What you need to do >>
Print each line exactly as it is given.

[START]

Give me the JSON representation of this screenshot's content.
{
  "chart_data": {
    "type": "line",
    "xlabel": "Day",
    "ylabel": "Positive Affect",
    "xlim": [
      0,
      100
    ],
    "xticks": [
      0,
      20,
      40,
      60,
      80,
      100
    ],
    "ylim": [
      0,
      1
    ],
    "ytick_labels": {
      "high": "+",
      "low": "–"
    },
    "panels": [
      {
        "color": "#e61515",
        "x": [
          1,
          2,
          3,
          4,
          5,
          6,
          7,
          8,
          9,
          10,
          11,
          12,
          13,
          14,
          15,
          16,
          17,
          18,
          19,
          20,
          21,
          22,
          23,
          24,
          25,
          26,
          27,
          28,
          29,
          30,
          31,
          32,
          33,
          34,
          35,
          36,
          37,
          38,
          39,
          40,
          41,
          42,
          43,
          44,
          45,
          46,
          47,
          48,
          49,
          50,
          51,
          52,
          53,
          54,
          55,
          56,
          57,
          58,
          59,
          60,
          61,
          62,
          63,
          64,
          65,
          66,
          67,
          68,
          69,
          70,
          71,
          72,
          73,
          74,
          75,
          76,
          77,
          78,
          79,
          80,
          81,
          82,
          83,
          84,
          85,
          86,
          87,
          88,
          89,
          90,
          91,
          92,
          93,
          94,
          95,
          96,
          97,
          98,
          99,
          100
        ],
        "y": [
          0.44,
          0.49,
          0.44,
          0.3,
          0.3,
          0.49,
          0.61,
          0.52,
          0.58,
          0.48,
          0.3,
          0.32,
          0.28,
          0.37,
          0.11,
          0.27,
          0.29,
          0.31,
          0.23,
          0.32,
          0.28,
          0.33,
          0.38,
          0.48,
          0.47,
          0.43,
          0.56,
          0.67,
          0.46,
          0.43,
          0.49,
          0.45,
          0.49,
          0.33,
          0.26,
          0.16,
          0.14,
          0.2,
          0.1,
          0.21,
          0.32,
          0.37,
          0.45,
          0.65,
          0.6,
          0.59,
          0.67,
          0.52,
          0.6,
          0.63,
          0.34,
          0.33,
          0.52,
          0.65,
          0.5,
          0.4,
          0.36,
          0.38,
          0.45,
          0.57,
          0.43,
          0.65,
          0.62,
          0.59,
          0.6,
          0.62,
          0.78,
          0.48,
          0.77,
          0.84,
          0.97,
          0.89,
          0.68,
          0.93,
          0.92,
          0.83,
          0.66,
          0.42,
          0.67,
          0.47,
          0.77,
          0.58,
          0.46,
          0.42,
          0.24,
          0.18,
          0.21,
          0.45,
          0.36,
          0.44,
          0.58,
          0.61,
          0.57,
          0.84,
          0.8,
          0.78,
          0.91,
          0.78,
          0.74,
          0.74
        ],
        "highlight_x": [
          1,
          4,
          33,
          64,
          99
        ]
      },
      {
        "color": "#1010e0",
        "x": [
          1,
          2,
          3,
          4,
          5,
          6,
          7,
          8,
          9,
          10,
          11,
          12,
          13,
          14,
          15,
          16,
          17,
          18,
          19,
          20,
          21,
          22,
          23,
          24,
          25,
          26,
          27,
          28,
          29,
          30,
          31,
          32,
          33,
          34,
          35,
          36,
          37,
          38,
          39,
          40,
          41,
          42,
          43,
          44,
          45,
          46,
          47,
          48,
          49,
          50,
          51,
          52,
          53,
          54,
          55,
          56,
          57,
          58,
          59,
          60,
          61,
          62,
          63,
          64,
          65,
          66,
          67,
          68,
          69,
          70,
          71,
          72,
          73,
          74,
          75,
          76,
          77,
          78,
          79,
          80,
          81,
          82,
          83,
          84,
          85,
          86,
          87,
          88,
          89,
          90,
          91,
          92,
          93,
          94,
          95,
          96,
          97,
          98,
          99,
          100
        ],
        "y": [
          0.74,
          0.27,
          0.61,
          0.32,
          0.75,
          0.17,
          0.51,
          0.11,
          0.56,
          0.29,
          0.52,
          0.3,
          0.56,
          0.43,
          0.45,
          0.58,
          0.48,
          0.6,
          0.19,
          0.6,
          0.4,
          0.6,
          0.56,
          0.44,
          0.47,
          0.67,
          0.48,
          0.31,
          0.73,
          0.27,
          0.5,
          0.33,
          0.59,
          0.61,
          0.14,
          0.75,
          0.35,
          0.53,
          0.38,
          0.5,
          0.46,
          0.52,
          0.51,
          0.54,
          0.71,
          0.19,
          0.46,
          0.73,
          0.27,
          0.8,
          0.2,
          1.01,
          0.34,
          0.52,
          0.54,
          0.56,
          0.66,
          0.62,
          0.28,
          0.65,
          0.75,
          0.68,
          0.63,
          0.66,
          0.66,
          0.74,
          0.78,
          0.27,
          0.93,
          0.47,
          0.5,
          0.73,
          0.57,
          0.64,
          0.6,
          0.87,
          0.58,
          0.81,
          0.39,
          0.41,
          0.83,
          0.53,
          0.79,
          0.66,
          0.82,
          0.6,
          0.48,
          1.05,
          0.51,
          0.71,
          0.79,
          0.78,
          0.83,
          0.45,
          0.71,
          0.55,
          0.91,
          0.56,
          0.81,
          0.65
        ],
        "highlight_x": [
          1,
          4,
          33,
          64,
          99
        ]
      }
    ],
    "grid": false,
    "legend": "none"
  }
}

[END]

Written answer >>
Give me the JSON representation of this screenshot's content.
{
  "chart_data": {
    "type": "line",
    "xlabel": "Day",
    "ylabel": "Positive Affect",
    "xlim": [
      0,
      100
    ],
    "xticks": [
      0,
      20,
      40,
      60,
      80,
      100
    ],
    "ylim": [
      0,
      1
    ],
    "ytick_labels": {
      "high": "+",
      "low": "–"
    },
    "panels": [
      {
        "color": "#e61515",
        "x": [
          1,
          2,
          3,
          4,
          5,
          6,
          7,
          8,
          9,
          10,
          11,
          12,
          13,
          14,
          15,
          16,
          17,
          18,
          19,
          20,
          21,
          22,
          23,
          24,
          25,
          26,
          27,
          28,
          29,
          30,
          31,
          32,
          33,
          34,
          35,
          36,
          37,
          38,
          39,
          40,
          41,
          42,
          43,
          44,
          45,
          46,
          47,
          48,
          49,
          50,
          51,
          52,
          53,
          54,
          55,
          56,
          57,
          58,
          59,
          60,
          61,
          62,
          63,
          64,
          65,
          66,
          67,
          68,
          69,
          70,
          71,
          72,
          73,
          74,
          75,
          76,
          77,
          78,
          79,
          80,
          81,
          82,
          83,
          84,
          85,
          86,
          87,
          88,
          89,
          90,
          91,
          92,
          93,
          94,
          95,
          96,
          97,
          98,
          99,
          100
        ],
        "y": [
          0.44,
          0.49,
          0.44,
          0.3,
          0.3,
          0.49,
          0.61,
          0.52,
          0.58,
          0.48,
          0.3,
          0.32,
          0.28,
          0.37,
          0.11,
          0.27,
          0.29,
          0.31,
          0.23,
          0.32,
          0.28,
          0.33,
          0.38,
          0.48,
          0.47,
          0.43,
          0.56,
          0.67,
          0.46,
          0.43,
          0.49,
          0.45,
          0.49,
          0.33,
          0.26,
          0.16,
          0.14,
          0.2,
          0.1,
          0.21,
          0.32,
          0.37,
          0.45,
          0.65,
          0.6,
          0.59,
          0.67,
          0.52,
          0.6,
          0.63,
          0.34,
          0.33,
          0.52,
          0.65,
          0.5,
          0.4,
          0.36,
          0.38,
          0.45,
          0.57,
          0.43,
          0.65,
          0.62,
          0.59,
          0.6,
          0.62,
          0.78,
          0.48,
          0.77,
          0.84,
          0.97,
          0.89,
          0.68,
          0.93,
          0.92,
          0.83,
          0.66,
          0.42,
          0.67,
          0.47,
          0.77,
          0.58,
          0.46,
          0.42,
          0.24,
          0.18,
          0.21,
          0.45,
          0.36,
          0.44,
          0.58,
          0.61,
          0.57,
          0.84,
          0.8,
          0.78,
          0.91,
          0.78,
          0.74,
          0.74
        ],
        "highlight_x": [
          1,
          4,
          33,
          64,
          99
        ]
      },
      {
        "color": "#1010e0",
        "x": [
          1,
          2,
          3,
          4,
          5,
          6,
          7,
          8,
          9,
          10,
          11,
          12,
          13,
          14,
          15,
          16,
          17,
          18,
          19,
          20,
          21,
          22,
          23,
          24,
          25,
          26,
          27,
          28,
          29,
          30,
          31,
          32,
          33,
          34,
          35,
          36,
          37,
          38,
          39,
          40,
          41,
          42,
          43,
          44,
          45,
          46,
          47,
          48,
          49,
          50,
          51,
          52,
          53,
          54,
          55,
          56,
          57,
          58,
          59,
          60,
          61,
          62,
          63,
          64,
          65,
          66,
          67,
          68,
          69,
          70,
          71,
          72,
          73,
          74,
          75,
          76,
          77,
          78,
          79,
          80,
          81,
          82,
          83,
          84,
          85,
          86,
          87,
          88,
          89,
          90,
          91,
          92,
          93,
          94,
          95,
          96,
          97,
          98,
          99,
          100
        ],
        "y": [
          0.74,
          0.27,
          0.61,
          0.32,
          0.75,
          0.17,
          0.51,
          0.11,
          0.56,
          0.29,
          0.52,
          0.3,
          0.56,
          0.43,
          0.45,
          0.58,
          0.48,
          0.6,
          0.19,
          0.6,
          0.4,
          0.6,
          0.56,
          0.44,
          0.47,
          0.67,
          0.48,
          0.31,
          0.73,
          0.27,
          0.5,
          0.33,
          0.59,
          0.61,
          0.14,
          0.75,
          0.35,
          0.53,
          0.38,
          0.5,
          0.46,
          0.52,
          0.51,
          0.54,
          0.71,
          0.19,
          0.46,
          0.73,
          0.27,
          0.8,
          0.2,
          1.01,
          0.34,
          0.52,
          0.54,
          0.56,
          0.66,
          0.62,
          0.28,
          0.65,
          0.75,
          0.68,
          0.63,
          0.66,
          0.66,
          0.74,
          0.78,
          0.27,
          0.93,
          0.47,
          0.5,
          0.73,
          0.57,
          0.64,
          0.6,
          0.87,
          0.58,
          0.81,
          0.39,
          0.41,
          0.83,
          0.53,
          0.79,
          0.66,
          0.82,
          0.6,
          0.48,
          1.05,
          0.51,
          0.71,
          0.79,
          0.78,
          0.83,
          0.45,
          0.71,
          0.55,
          0.91,
          0.56,
          0.81,
          0.65
        ],
        "highlight_x": [
          1,
          4,
          33,
          64,
          99
        ]
      }
    ],
    "grid": false,
    "legend": "none"
  }
}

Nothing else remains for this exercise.